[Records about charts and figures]
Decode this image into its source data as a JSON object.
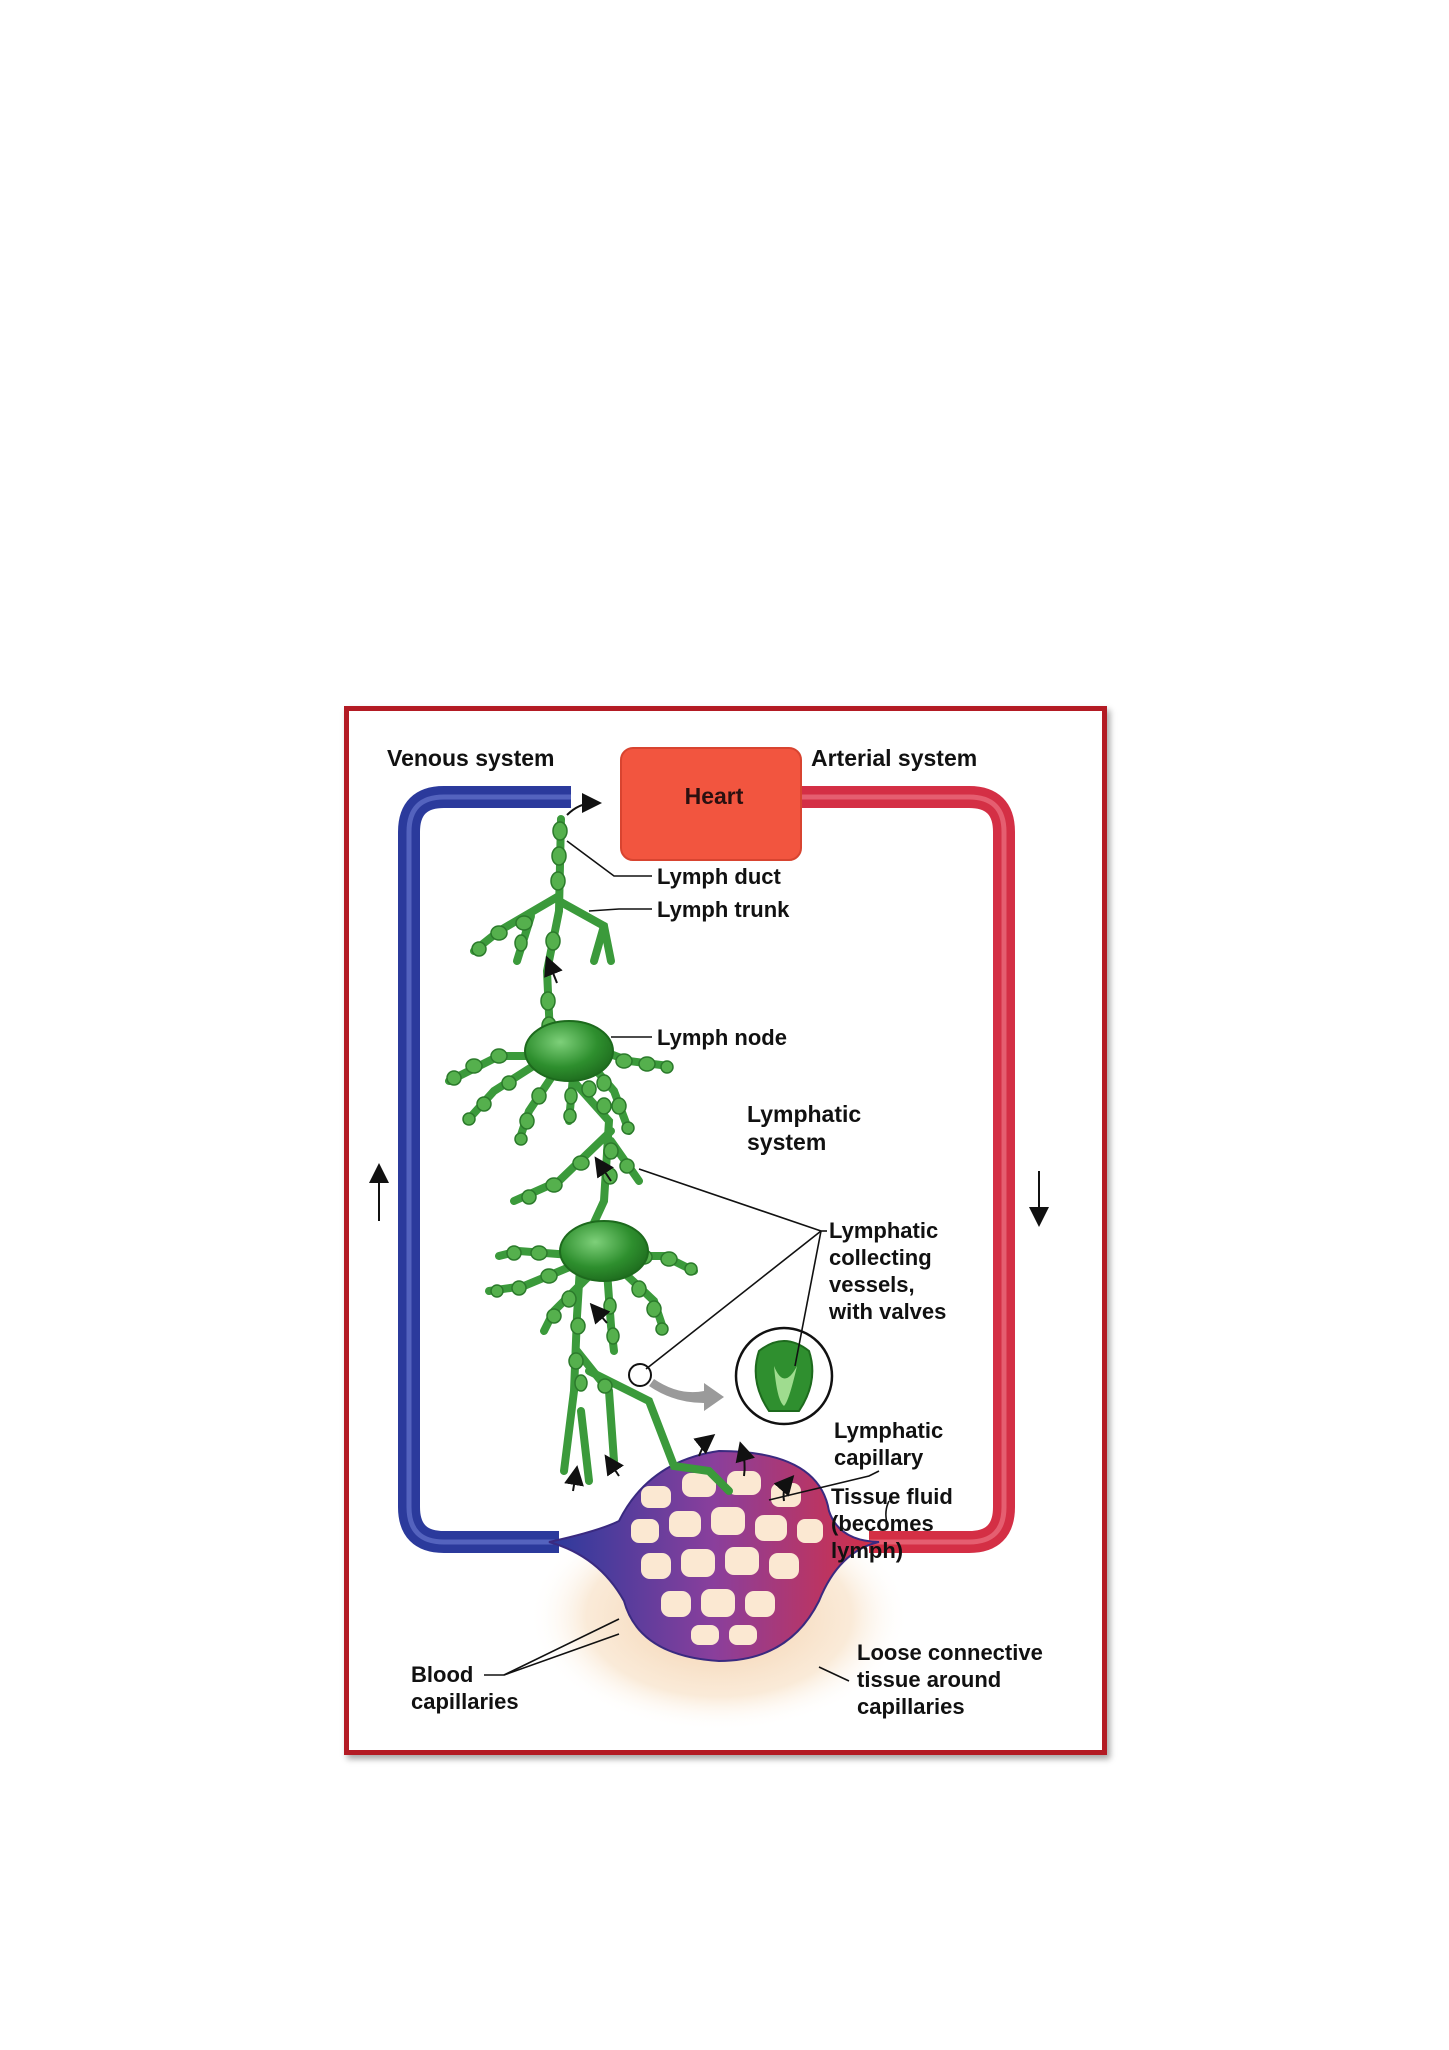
{
  "frame_color": "#b31b24",
  "colors": {
    "venous": "#2b3a9c",
    "arterial": "#d42f45",
    "heart": "#f2553f",
    "lymph": "#3b9a3b",
    "lymph_node": "#2f8f2f",
    "tissue_glow": "#f6d9b8"
  },
  "labels": {
    "venous_system": "Venous system",
    "arterial_system": "Arterial system",
    "heart": "Heart",
    "lymph_duct": "Lymph duct",
    "lymph_trunk": "Lymph trunk",
    "lymph_node": "Lymph node",
    "lymphatic_system_1": "Lymphatic",
    "lymphatic_system_2": "system",
    "collecting_1": "Lymphatic",
    "collecting_2": "collecting",
    "collecting_3": "vessels,",
    "collecting_4": "with valves",
    "capillary_1": "Lymphatic",
    "capillary_2": "capillary",
    "tissue_1": "Tissue fluid",
    "tissue_2": "(becomes",
    "tissue_3": "lymph)",
    "blood_cap_1": "Blood",
    "blood_cap_2": "capillaries",
    "loose_1": "Loose connective",
    "loose_2": "tissue around",
    "loose_3": "capillaries"
  }
}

GOAL: Return all the entries word for word, but omit any pictures they contain.

SOLUTION TO THE PROBLEM:
Decode this image into its source data as a JSON object.
{
  "frame_color": "#b31b24",
  "colors": {
    "venous": "#2b3a9c",
    "arterial": "#d42f45",
    "heart": "#f2553f",
    "lymph": "#3b9a3b",
    "lymph_node": "#2f8f2f",
    "tissue_glow": "#f6d9b8"
  },
  "labels": {
    "venous_system": "Venous system",
    "arterial_system": "Arterial system",
    "heart": "Heart",
    "lymph_duct": "Lymph duct",
    "lymph_trunk": "Lymph trunk",
    "lymph_node": "Lymph node",
    "lymphatic_system_1": "Lymphatic",
    "lymphatic_system_2": "system",
    "collecting_1": "Lymphatic",
    "collecting_2": "collecting",
    "collecting_3": "vessels,",
    "collecting_4": "with valves",
    "capillary_1": "Lymphatic",
    "capillary_2": "capillary",
    "tissue_1": "Tissue fluid",
    "tissue_2": "(becomes",
    "tissue_3": "lymph)",
    "blood_cap_1": "Blood",
    "blood_cap_2": "capillaries",
    "loose_1": "Loose connective",
    "loose_2": "tissue around",
    "loose_3": "capillaries"
  }
}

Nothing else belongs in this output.